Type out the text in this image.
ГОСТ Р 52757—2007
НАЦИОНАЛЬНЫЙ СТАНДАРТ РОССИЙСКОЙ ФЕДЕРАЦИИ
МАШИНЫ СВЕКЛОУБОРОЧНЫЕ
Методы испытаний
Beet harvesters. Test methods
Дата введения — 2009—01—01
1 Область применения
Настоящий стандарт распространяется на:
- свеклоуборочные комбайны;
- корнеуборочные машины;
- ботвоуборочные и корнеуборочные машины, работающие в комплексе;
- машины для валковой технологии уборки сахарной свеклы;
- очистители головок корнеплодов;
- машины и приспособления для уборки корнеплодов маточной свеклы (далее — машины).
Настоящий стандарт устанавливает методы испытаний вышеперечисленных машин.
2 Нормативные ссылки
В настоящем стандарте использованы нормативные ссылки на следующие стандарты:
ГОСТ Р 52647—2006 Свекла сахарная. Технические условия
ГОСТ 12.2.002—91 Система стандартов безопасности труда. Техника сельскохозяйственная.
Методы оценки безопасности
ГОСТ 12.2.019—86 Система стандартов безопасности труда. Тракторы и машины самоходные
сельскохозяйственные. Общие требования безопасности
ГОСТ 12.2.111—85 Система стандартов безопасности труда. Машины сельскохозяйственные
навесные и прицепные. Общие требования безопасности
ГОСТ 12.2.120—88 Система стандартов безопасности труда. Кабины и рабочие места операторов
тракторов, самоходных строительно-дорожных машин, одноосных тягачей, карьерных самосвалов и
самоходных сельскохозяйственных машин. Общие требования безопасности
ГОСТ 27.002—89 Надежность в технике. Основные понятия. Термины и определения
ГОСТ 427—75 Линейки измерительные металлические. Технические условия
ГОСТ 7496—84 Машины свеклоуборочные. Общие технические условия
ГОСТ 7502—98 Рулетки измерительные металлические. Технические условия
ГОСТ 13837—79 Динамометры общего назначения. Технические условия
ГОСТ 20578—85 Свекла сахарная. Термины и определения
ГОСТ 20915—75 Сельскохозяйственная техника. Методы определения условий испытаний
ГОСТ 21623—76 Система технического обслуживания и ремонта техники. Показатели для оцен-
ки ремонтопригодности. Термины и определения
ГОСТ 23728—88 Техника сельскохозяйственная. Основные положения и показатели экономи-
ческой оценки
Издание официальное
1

## Objective
The records above should be returned exactly.

## Written solution
Type out the text in this image.
ГОСТ Р 52757—2007
НАЦИОНАЛЬНЫЙ СТАНДАРТ РОССИЙСКОЙ ФЕДЕРАЦИИ
МАШИНЫ СВЕКЛОУБОРОЧНЫЕ
Методы испытаний
Beet harvesters. Test methods
Дата введения — 2009—01—01
1 Область применения
Настоящий стандарт распространяется на:
- свеклоуборочные комбайны;
- корнеуборочные машины;
- ботвоуборочные и корнеуборочные машины, работающие в комплексе;
- машины для валковой технологии уборки сахарной свеклы;
- очистители головок корнеплодов;
- машины и приспособления для уборки корнеплодов маточной свеклы (далее — машины).
Настоящий стандарт устанавливает методы испытаний вышеперечисленных машин.
2 Нормативные ссылки
В настоящем стандарте использованы нормативные ссылки на следующие стандарты:
ГОСТ Р 52647—2006 Свекла сахарная. Технические условия
ГОСТ 12.2.002—91 Система стандартов безопасности труда. Техника сельскохозяйственная.
Методы оценки безопасности
ГОСТ 12.2.019—86 Система стандартов безопасности труда. Тракторы и машины самоходные
сельскохозяйственные. Общие требования безопасности
ГОСТ 12.2.111—85 Система стандартов безопасности труда. Машины сельскохозяйственные
навесные и прицепные. Общие требования безопасности
ГОСТ 12.2.120—88 Система стандартов безопасности труда. Кабины и рабочие места операторов
тракторов, самоходных строительно-дорожных машин, одноосных тягачей, карьерных самосвалов и
самоходных сельскохозяйственных машин. Общие требования безопасности
ГОСТ 27.002—89 Надежность в технике. Основные понятия. Термины и определения
ГОСТ 427—75 Линейки измерительные металлические. Технические условия
ГОСТ 7496—84 Машины свеклоуборочные. Общие технические условия
ГОСТ 7502—98 Рулетки измерительные металлические. Технические условия
ГОСТ 13837—79 Динамометры общего назначения. Технические условия
ГОСТ 20578—85 Свекла сахарная. Термины и определения
ГОСТ 20915—75 Сельскохозяйственная техника. Методы определения условий испытаний
ГОСТ 21623—76 Система технического обслуживания и ремонта техники. Показатели для оцен-
ки ремонтопригодности. Термины и определения
ГОСТ 23728—88 Техника сельскохозяйственная. Основные положения и показатели экономи-
ческой оценки
Издание официальное
1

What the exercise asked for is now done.